┌──

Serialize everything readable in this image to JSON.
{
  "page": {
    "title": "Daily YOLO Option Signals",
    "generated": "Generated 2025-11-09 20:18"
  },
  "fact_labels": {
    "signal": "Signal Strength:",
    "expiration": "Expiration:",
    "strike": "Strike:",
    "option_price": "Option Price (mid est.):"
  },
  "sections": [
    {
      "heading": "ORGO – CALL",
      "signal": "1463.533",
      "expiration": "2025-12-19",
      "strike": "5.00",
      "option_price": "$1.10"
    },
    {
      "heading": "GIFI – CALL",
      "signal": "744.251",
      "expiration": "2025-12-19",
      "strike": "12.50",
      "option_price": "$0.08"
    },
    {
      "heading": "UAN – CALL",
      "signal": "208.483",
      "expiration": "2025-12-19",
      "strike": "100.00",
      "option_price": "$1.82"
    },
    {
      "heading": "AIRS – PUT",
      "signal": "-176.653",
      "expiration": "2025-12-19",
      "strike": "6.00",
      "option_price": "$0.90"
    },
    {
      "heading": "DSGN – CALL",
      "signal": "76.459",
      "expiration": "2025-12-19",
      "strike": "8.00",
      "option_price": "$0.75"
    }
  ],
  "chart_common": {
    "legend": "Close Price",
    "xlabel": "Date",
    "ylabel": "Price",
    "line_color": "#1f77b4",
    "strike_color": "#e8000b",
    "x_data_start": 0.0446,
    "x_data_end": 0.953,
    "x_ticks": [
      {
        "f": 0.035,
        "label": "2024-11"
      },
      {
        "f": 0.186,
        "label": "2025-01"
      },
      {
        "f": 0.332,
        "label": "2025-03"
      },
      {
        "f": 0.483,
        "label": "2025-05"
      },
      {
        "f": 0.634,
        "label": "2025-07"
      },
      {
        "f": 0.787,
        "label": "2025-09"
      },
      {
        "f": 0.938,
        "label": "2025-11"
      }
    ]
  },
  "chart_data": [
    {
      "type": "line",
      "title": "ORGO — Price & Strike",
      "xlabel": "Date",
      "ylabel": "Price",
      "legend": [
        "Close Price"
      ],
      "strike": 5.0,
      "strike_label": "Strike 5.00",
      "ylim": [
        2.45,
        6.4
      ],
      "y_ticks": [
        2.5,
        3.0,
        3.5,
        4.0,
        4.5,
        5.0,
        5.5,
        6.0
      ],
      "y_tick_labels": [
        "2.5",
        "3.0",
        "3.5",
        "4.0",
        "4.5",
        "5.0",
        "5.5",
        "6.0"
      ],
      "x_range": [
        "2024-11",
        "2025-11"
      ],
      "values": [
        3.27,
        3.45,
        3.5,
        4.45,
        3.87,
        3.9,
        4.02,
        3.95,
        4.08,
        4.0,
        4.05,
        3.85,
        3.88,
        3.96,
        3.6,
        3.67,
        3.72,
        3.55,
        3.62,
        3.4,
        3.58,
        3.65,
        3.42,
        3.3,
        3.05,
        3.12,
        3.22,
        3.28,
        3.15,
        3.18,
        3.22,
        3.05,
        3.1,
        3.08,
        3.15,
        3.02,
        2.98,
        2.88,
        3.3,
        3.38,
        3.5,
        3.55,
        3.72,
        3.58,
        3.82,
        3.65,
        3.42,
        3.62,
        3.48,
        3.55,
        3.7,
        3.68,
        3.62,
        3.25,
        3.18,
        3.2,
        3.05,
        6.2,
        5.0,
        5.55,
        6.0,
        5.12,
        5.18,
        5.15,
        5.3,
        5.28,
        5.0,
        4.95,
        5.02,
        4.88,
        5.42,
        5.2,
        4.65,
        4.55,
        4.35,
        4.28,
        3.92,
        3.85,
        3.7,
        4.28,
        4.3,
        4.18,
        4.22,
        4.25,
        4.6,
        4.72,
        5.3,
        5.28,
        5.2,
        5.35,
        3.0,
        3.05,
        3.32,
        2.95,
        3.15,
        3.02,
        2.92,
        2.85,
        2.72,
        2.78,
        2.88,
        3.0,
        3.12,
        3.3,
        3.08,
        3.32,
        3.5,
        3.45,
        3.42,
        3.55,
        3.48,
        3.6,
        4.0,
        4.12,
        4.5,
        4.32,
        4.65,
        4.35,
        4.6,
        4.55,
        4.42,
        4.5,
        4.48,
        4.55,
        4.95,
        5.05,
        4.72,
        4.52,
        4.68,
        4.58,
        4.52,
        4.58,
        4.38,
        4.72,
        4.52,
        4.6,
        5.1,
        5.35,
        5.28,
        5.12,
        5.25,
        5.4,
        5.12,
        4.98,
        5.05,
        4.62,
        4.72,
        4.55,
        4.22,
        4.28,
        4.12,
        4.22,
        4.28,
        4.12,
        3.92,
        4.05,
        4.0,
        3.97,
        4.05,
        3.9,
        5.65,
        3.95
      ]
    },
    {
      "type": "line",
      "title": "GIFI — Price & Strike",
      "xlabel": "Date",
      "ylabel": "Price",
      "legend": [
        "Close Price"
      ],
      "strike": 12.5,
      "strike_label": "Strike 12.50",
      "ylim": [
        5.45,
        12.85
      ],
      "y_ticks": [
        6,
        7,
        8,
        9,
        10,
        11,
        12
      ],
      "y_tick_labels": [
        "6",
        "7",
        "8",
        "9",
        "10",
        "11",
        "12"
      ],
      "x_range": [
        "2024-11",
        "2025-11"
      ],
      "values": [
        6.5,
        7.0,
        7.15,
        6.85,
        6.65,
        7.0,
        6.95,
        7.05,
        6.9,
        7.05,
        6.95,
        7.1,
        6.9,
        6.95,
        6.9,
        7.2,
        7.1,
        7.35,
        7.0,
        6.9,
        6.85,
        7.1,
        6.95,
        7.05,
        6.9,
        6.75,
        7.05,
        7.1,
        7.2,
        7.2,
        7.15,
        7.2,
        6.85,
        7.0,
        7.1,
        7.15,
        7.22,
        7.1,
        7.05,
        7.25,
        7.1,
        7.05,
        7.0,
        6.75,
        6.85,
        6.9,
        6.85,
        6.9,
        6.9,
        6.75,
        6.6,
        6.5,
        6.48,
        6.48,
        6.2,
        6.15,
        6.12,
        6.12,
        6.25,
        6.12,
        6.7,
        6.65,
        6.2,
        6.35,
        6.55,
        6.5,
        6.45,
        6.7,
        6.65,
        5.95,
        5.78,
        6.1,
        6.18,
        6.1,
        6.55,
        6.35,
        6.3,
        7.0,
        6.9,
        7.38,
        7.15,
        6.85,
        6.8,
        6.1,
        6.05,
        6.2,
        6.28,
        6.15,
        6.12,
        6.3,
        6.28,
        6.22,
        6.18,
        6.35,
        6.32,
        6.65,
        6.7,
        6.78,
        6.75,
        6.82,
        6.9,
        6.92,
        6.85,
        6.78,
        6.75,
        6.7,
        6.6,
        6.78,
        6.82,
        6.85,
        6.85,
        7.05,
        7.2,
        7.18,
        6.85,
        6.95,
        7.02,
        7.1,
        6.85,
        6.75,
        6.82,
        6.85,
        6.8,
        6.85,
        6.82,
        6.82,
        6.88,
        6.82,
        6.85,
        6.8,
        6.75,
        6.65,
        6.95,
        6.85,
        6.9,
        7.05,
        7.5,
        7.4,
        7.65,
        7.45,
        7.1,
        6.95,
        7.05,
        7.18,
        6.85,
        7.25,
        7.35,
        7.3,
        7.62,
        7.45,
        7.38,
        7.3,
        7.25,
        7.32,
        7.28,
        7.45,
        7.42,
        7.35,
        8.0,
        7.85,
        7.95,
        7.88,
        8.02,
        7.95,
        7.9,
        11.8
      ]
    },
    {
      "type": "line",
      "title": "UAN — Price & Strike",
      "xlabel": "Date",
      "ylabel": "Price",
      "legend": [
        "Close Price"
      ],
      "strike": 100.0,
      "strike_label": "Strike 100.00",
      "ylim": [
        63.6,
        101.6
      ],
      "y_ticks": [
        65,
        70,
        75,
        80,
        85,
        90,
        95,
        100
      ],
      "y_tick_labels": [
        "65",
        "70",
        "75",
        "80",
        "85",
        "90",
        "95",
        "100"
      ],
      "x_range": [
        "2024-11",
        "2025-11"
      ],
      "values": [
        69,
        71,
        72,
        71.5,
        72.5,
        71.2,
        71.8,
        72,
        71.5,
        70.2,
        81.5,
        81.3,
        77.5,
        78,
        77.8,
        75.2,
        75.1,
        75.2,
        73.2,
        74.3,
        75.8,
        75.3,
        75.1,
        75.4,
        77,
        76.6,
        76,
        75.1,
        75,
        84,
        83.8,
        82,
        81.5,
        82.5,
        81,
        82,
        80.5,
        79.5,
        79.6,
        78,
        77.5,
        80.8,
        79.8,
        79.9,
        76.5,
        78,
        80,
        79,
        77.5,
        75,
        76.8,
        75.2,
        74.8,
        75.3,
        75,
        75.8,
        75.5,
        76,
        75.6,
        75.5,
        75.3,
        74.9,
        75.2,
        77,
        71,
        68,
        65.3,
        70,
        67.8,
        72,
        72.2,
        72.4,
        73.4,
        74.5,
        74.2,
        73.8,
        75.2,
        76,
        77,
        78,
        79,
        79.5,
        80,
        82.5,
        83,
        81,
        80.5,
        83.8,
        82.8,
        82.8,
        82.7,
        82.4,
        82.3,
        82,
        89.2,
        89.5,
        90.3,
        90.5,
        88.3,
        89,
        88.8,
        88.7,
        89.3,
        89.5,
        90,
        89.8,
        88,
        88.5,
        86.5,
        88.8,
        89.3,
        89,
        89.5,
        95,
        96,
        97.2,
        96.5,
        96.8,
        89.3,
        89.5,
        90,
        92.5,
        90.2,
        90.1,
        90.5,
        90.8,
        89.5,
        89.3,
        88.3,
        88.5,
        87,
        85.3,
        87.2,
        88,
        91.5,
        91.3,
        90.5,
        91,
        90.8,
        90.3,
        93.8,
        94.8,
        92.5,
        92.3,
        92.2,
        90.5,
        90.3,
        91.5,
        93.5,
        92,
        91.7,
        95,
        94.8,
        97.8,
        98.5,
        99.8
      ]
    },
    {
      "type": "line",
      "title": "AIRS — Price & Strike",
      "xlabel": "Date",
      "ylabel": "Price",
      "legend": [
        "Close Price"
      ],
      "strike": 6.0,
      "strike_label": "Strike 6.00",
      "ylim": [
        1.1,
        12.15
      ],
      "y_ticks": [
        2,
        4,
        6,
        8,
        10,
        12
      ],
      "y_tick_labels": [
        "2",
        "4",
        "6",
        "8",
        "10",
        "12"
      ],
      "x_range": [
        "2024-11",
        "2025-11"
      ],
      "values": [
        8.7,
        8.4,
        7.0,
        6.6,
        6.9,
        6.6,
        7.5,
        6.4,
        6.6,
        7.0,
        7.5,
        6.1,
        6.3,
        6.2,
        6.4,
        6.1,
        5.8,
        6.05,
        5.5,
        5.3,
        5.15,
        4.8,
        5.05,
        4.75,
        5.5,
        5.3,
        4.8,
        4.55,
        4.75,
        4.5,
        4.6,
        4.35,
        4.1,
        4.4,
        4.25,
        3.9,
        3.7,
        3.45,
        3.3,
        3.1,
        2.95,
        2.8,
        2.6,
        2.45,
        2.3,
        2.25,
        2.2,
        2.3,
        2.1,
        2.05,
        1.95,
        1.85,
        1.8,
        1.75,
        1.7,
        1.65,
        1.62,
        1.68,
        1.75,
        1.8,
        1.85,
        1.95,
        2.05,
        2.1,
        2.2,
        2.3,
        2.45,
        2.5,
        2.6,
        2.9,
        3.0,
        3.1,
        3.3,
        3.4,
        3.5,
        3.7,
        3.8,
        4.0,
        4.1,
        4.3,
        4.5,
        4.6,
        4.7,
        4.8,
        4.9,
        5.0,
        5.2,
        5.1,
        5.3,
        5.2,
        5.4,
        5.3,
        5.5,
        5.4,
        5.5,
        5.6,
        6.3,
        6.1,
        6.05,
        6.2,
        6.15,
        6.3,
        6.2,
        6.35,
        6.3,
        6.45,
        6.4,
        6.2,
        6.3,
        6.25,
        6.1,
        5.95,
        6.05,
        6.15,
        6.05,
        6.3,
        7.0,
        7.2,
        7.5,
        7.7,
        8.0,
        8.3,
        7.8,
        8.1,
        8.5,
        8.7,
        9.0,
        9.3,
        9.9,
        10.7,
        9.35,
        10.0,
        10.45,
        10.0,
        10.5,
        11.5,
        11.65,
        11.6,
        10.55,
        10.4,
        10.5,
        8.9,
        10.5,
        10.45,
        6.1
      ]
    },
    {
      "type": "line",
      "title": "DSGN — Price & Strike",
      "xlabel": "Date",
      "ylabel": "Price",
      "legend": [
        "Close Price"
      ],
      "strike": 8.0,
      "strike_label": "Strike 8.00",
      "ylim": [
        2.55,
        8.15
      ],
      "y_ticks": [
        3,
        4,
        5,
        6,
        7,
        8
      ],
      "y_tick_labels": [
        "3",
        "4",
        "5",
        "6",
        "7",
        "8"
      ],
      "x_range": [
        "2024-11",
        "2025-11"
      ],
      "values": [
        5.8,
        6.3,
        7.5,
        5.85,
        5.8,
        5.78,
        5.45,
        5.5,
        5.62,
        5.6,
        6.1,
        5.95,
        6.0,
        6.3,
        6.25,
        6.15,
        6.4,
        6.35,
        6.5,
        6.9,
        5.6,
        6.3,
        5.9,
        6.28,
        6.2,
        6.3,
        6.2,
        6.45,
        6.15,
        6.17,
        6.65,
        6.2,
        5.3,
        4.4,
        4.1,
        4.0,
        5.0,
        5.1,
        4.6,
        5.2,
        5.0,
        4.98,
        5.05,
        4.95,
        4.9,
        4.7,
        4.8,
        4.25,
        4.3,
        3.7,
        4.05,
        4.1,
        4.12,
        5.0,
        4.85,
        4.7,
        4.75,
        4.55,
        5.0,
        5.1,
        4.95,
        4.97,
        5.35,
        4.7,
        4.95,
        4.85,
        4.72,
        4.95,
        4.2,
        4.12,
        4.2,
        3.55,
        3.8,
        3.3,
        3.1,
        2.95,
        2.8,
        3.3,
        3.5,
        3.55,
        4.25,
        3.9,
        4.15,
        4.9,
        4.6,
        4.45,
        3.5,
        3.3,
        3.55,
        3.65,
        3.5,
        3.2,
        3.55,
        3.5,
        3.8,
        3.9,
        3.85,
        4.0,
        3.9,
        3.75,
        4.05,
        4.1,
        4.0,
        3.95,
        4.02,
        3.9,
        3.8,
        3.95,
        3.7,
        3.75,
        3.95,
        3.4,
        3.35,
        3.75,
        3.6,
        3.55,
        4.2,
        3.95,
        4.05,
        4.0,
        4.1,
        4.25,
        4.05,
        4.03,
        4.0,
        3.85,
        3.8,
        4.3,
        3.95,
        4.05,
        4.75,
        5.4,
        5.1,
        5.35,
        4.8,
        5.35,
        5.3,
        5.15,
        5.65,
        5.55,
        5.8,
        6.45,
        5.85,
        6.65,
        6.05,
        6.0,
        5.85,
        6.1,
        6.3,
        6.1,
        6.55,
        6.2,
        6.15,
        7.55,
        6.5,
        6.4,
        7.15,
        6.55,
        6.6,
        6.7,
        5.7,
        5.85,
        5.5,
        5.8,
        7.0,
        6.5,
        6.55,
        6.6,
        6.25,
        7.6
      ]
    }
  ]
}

└──

**EXERCISE REQUIREMENTS:** Show every line in the entries where the string "title" occurs.

**FINAL RESULT:**
    "title": "Daily YOLO Option Signals",
      "title": "ORGO — Price & Strike",
      "title": "GIFI — Price & Strike",
      "title": "UAN — Price & Strike",
      "title": "AIRS — Price & Strike",
      "title": "DSGN — Price & Strike",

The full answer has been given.